§ **Brief**
Keep the pictures out and restate every record exactly.

** START Listed records **

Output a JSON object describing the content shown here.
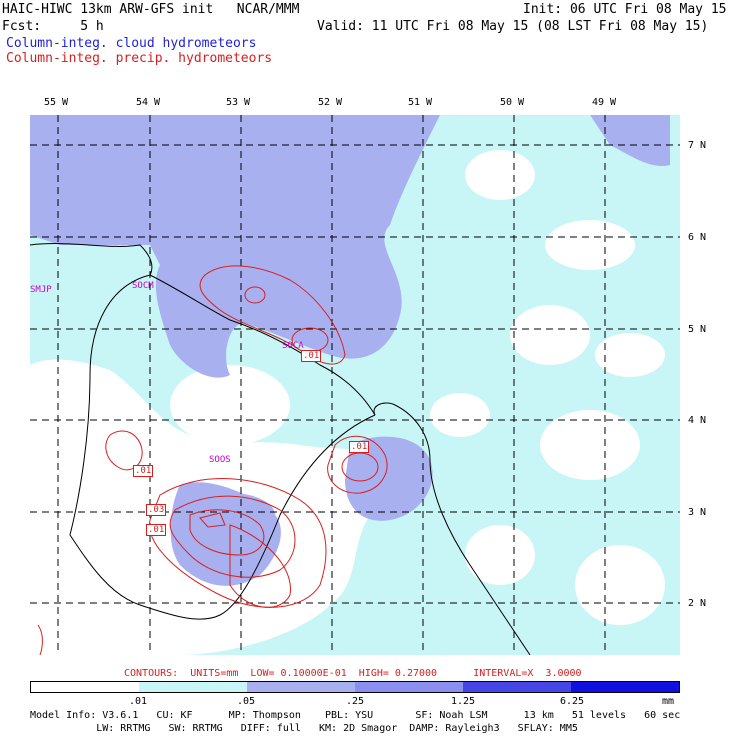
{
  "header": {
    "title_left": "HAIC-HIWC 13km ARW-GFS init   NCAR/MMM",
    "fcst": "Fcst:     5 h",
    "init": "Init: 06 UTC Fri 08 May 15",
    "valid": "Valid: 11 UTC Fri 08 May 15 (08 LST Fri 08 May 15)",
    "field_blue": "Column-integ. cloud hydrometeors",
    "field_red": "Column-integ. precip. hydrometeors"
  },
  "axes": {
    "lon_labels": [
      "55 W",
      "54 W",
      "53 W",
      "52 W",
      "51 W",
      "50 W",
      "49 W"
    ],
    "lat_labels": [
      "7 N",
      "6 N",
      "5 N",
      "4 N",
      "3 N",
      "2 N"
    ]
  },
  "stations": [
    "SMJP",
    "SOCM",
    "SOCA",
    "SOOS"
  ],
  "contour_labels": [
    ".01",
    ".01",
    ".01",
    ".03",
    ".01"
  ],
  "contours_info": "CONTOURS:  UNITS=mm  LOW= 0.10000E-01  HIGH= 0.27000      INTERVAL=X  3.0000",
  "legend": {
    "ticks": [
      ".01",
      ".05",
      ".25",
      "1.25",
      "6.25",
      "mm"
    ],
    "colors": [
      "#ffffff",
      "#c8f5f5",
      "#a8b0f0",
      "#8a8ff0",
      "#4646e6",
      "#1010e0"
    ]
  },
  "footer": {
    "line1": "Model Info: V3.6.1   CU: KF      MP: Thompson    PBL: YSU       SF: Noah LSM      13 km   51 levels   60 sec",
    "line2": "           LW: RRTMG   SW: RRTMG   DIFF: full   KM: 2D Smagor  DAMP: Rayleigh3   SFLAY: MM5"
  }
}
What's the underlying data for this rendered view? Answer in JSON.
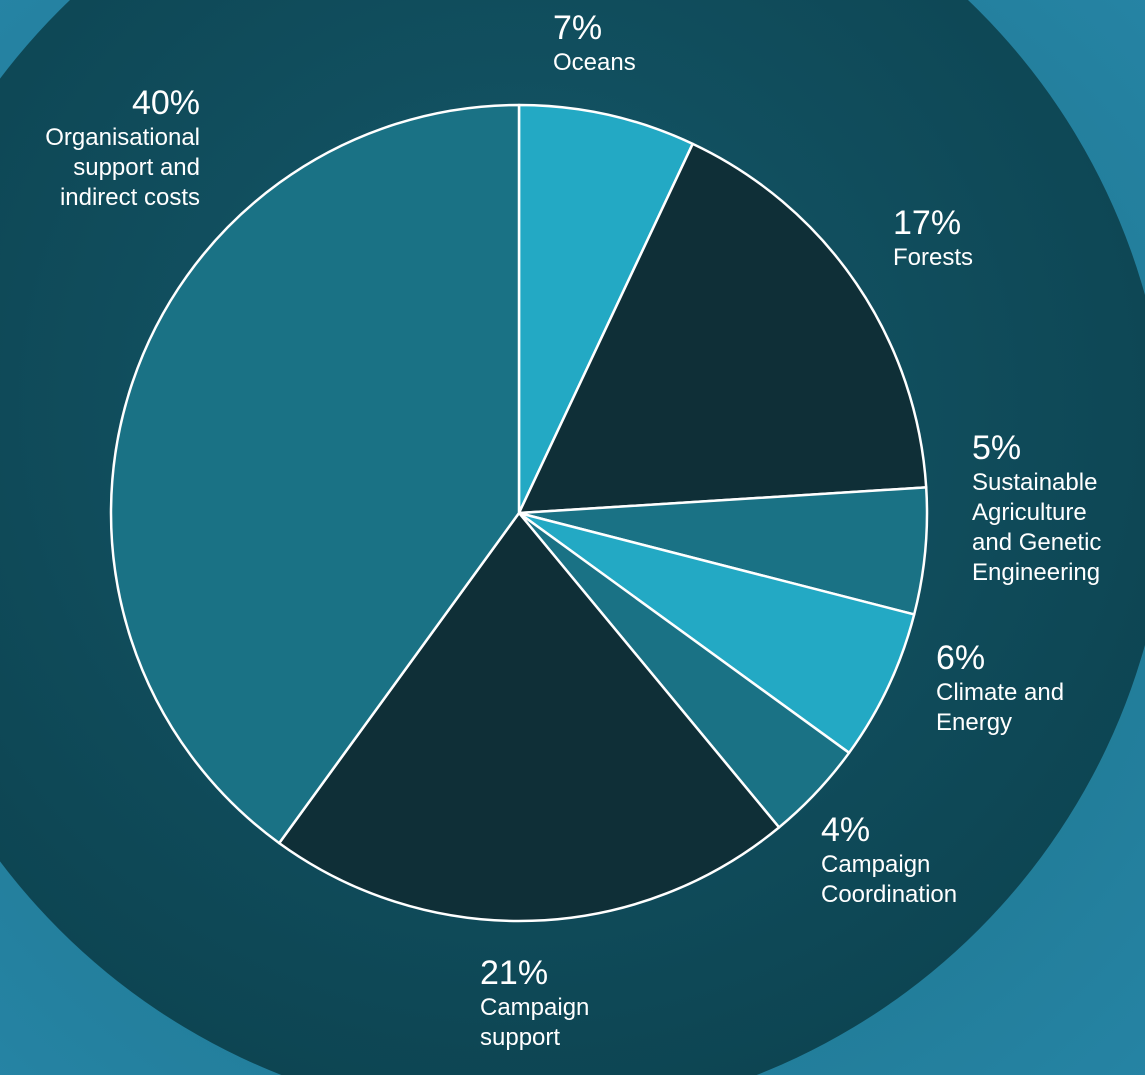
{
  "chart_data": {
    "type": "pie",
    "categories": [
      "Oceans",
      "Forests",
      "Sustainable\nAgriculture\nand Genetic\nEngineering",
      "Climate and\nEnergy",
      "Campaign\nCoordination",
      "Campaign\nsupport",
      "Organisational\nsupport and\nindirect costs"
    ],
    "values": [
      7,
      17,
      5,
      6,
      4,
      21,
      40
    ],
    "value_labels": [
      "7%",
      "17%",
      "5%",
      "6%",
      "4%",
      "21%",
      "40%"
    ],
    "colors": [
      "#23a9c4",
      "#0f2f37",
      "#1a7285",
      "#23a9c4",
      "#1a7285",
      "#0f2f37",
      "#1a7285"
    ]
  }
}
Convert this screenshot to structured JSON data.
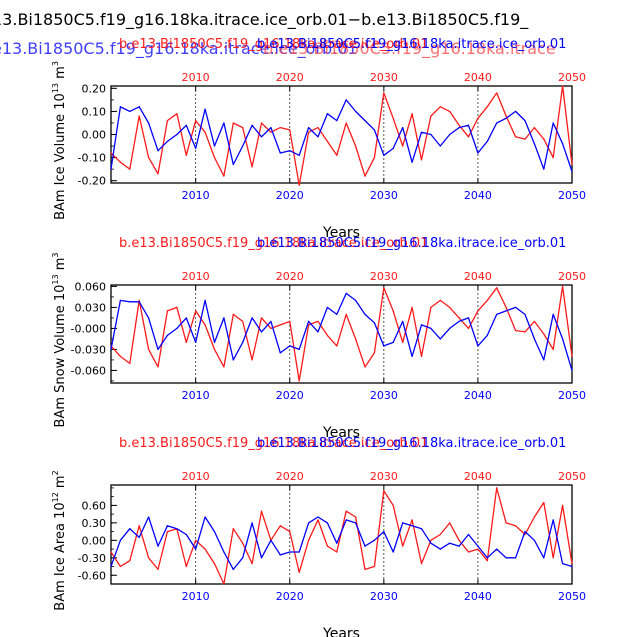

** END Listed records **

§ **Expected answer**
Output a JSON object describing the content shown here.
{
  "header": {
    "title_left": "HAIC-HIWC 13km ARW-GFS init   NCAR/MMM",
    "fcst": "Fcst:     5 h",
    "init": "Init: 06 UTC Fri 08 May 15",
    "valid": "Valid: 11 UTC Fri 08 May 15 (08 LST Fri 08 May 15)",
    "field_blue": "Column-integ. cloud hydrometeors",
    "field_red": "Column-integ. precip. hydrometeors"
  },
  "axes": {
    "lon_labels": [
      "55 W",
      "54 W",
      "53 W",
      "52 W",
      "51 W",
      "50 W",
      "49 W"
    ],
    "lat_labels": [
      "7 N",
      "6 N",
      "5 N",
      "4 N",
      "3 N",
      "2 N"
    ]
  },
  "stations": [
    "SMJP",
    "SOCM",
    "SOCA",
    "SOOS"
  ],
  "contour_labels": [
    ".01",
    ".01",
    ".01",
    ".03",
    ".01"
  ],
  "contours_info": "CONTOURS:  UNITS=mm  LOW= 0.10000E-01  HIGH= 0.27000      INTERVAL=X  3.0000",
  "legend": {
    "ticks": [
      ".01",
      ".05",
      ".25",
      "1.25",
      "6.25",
      "mm"
    ],
    "colors": [
      "#ffffff",
      "#c8f5f5",
      "#a8b0f0",
      "#8a8ff0",
      "#4646e6",
      "#1010e0"
    ]
  },
  "footer": {
    "line1": "Model Info: V3.6.1   CU: KF      MP: Thompson    PBL: YSU       SF: Noah LSM      13 km   51 levels   60 sec",
    "line2": "           LW: RRTMG   SW: RRTMG   DIFF: full   KM: 2D Smagor  DAMP: Rayleigh3   SFLAY: MM5"
  }
}
What's the underlying data for this rendered view? Answer in JSON.
{
  "chart_data": {
    "type": "pie",
    "categories": [
      "Oceans",
      "Forests",
      "Sustainable\nAgriculture\nand Genetic\nEngineering",
      "Climate and\nEnergy",
      "Campaign\nCoordination",
      "Campaign\nsupport",
      "Organisational\nsupport and\nindirect costs"
    ],
    "values": [
      7,
      17,
      5,
      6,
      4,
      21,
      40
    ],
    "value_labels": [
      "7%",
      "17%",
      "5%",
      "6%",
      "4%",
      "21%",
      "40%"
    ],
    "colors": [
      "#23a9c4",
      "#0f2f37",
      "#1a7285",
      "#23a9c4",
      "#1a7285",
      "#0f2f37",
      "#1a7285"
    ]
  }
}
Convert this screenshot to structured JSON data.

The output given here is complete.